• Selected passage:

····················

But with the government gradually easing import restrictions, the industry is slowly yet surely resurging. “Companies are experiencing some relief with regard to the vehicle import programme [in place] so going forward, people are expecting something positive,” noted Rohana Dissanayake.

On an LMDtv interview, the Group Chairman and Managing Director of David Pieris Holdings noted that import restrictions have given rise to new trends in the industry: “Since imports were not possible, people depended on after sales services so most companies focussed on [expanding] their vehicle service operations to the outstations.”

Adding to this, he pointed out that companies have been able to “offer better service to customers and gain numbers.”

Curtailing imports of vehicle spare parts has also transformed local businesses. “Firms were compelled to work with local industries since components had to be sourced through them,” Dissanayake elaborated, adding that this has led to “opportunities for component manufacturers, creating domestic employment opportunities.”

It is unclear when the vehicle import ban will be abolished, which is also stalling the takeoff of other emerging trends like hybrid or electric vehicles.

“Until those things happen, the industry may have to focus more on providing after sales services, gaining as much income as possible, and focussing on technology to improve efficiencies and run businesses.”

Tax hikes aren’t helping either. As Dissanayake pointed out, “tax hikes have definitely increased vehicle and commodity prices. If you are in a competitive industry, tax hikes are quite normal but what’s happened in the Sri Lankan context is the cost of living has really gone up, creating a situation where disposable incomes have gone down.”

“Earlier, people used to acquire vehicles mostly on easy payment schemes through finance companies and bank loans; but today, because instalments have gone up and disposable incomes have come down, paying rentals has become tough – which is why sales numbers have fallen,” he explained.

However, not all is doom and gloom in the motor industry. “There are a reasonable number of vehicles being exchanged as secondhand vehicles,” Dissanayake revealed.

····················

• Information supplied:
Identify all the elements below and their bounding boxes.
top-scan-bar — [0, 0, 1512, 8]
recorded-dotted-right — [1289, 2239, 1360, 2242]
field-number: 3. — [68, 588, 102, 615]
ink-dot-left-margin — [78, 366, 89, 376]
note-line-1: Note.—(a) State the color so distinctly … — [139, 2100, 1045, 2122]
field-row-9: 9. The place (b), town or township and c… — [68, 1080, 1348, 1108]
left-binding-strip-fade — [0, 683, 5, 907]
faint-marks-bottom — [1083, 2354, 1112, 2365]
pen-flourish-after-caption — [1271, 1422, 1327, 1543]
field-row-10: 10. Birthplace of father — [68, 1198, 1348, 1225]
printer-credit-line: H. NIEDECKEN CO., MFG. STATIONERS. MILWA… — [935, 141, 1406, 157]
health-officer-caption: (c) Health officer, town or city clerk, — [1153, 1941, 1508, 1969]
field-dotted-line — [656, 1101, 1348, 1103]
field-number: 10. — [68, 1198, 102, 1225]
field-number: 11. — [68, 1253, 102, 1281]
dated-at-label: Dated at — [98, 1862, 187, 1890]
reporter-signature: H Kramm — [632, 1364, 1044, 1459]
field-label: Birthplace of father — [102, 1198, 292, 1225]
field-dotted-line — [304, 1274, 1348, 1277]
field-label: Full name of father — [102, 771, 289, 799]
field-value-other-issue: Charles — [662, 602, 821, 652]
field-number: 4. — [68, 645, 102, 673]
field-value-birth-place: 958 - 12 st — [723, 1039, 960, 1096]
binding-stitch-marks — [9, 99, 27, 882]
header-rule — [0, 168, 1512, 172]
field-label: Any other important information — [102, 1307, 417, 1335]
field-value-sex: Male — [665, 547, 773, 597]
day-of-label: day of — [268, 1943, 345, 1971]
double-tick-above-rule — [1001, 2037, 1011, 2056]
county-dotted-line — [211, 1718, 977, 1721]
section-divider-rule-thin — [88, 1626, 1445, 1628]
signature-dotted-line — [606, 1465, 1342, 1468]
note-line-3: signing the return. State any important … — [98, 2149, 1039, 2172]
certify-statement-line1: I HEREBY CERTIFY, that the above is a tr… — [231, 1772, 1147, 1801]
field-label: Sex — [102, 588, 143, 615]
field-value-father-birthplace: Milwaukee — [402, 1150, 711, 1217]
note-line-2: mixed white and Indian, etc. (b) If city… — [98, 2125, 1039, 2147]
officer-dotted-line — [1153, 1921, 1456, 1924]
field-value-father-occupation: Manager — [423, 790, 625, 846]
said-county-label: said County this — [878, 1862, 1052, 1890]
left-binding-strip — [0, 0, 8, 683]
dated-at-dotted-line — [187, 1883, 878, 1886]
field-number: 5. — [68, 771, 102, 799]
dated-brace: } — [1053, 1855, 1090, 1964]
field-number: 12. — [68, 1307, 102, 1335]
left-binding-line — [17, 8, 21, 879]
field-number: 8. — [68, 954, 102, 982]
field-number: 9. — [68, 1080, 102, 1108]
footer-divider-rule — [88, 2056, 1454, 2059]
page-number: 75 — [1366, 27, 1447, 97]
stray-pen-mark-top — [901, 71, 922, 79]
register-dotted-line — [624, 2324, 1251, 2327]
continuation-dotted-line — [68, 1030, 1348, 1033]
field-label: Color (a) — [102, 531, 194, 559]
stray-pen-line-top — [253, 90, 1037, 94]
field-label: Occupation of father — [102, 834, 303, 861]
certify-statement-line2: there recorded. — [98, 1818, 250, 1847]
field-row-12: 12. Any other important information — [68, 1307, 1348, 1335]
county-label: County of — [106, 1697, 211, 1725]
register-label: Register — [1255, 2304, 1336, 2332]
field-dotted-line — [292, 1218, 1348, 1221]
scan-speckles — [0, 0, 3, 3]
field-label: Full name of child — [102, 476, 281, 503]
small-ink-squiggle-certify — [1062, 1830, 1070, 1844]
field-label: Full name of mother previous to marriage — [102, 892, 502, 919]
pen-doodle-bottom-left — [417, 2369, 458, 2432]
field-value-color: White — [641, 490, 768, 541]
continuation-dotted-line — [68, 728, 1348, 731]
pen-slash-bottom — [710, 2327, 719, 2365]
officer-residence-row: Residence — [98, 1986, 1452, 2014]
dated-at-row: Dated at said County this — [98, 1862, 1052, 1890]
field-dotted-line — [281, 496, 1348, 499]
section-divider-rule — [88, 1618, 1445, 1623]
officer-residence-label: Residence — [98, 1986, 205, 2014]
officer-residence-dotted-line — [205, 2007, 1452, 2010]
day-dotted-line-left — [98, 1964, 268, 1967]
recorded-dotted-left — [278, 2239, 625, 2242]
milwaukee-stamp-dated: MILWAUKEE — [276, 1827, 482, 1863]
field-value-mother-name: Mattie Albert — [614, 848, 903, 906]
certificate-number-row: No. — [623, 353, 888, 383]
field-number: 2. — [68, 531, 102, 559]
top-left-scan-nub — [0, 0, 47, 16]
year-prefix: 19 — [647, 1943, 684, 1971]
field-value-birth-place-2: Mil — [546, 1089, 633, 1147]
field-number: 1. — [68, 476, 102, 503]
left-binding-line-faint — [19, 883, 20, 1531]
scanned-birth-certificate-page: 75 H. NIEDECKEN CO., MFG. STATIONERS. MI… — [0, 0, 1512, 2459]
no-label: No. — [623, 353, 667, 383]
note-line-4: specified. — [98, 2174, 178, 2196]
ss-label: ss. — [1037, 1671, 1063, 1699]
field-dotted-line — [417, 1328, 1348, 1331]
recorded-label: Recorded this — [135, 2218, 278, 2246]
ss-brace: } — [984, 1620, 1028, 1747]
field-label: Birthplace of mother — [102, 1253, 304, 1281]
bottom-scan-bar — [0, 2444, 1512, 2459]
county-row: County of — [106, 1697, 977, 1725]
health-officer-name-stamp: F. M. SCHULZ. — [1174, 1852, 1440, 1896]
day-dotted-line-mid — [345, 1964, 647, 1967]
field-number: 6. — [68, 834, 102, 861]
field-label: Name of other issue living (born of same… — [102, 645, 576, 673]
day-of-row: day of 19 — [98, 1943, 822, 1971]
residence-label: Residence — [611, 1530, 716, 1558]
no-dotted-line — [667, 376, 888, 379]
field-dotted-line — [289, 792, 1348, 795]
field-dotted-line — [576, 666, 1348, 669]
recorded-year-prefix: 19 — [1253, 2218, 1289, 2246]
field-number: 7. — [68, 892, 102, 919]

····················

• To-do list:
1. Answer these from the passage on Sri Lanka's motor industry:
(a) To where did most companies expand their vehicle service operations?
(b) Which emerging trends are being stalled by the uncertainty over when the vehicle import ban will end?
(c) How did people mostly acquire vehicles earlier?
2. Duplicate the part of the passage on Sri Lanka's motor industry between "Adding to this, he" and "or electric vehicles.", inclusive.

• Worked solutions:
1.
(a) To the outstations.
(b) Hybrid or electric vehicles.
(c) On easy payment schemes through finance companies and bank loans.

2.
Adding to this, he pointed out that companies have been able to “offer better service to customers and gain numbers.”

Curtailing imports of vehicle spare parts has also transformed local businesses. “Firms were compelled to work with local industries since components had to be sourced through them,” Dissanayake elaborated, adding that this has led to “opportunities for component manufacturers, creating domestic employment opportunities.”

It is unclear when the vehicle import ban will be abolished, which is also stalling the takeoff of other emerging trends like hybrid or electric vehicles.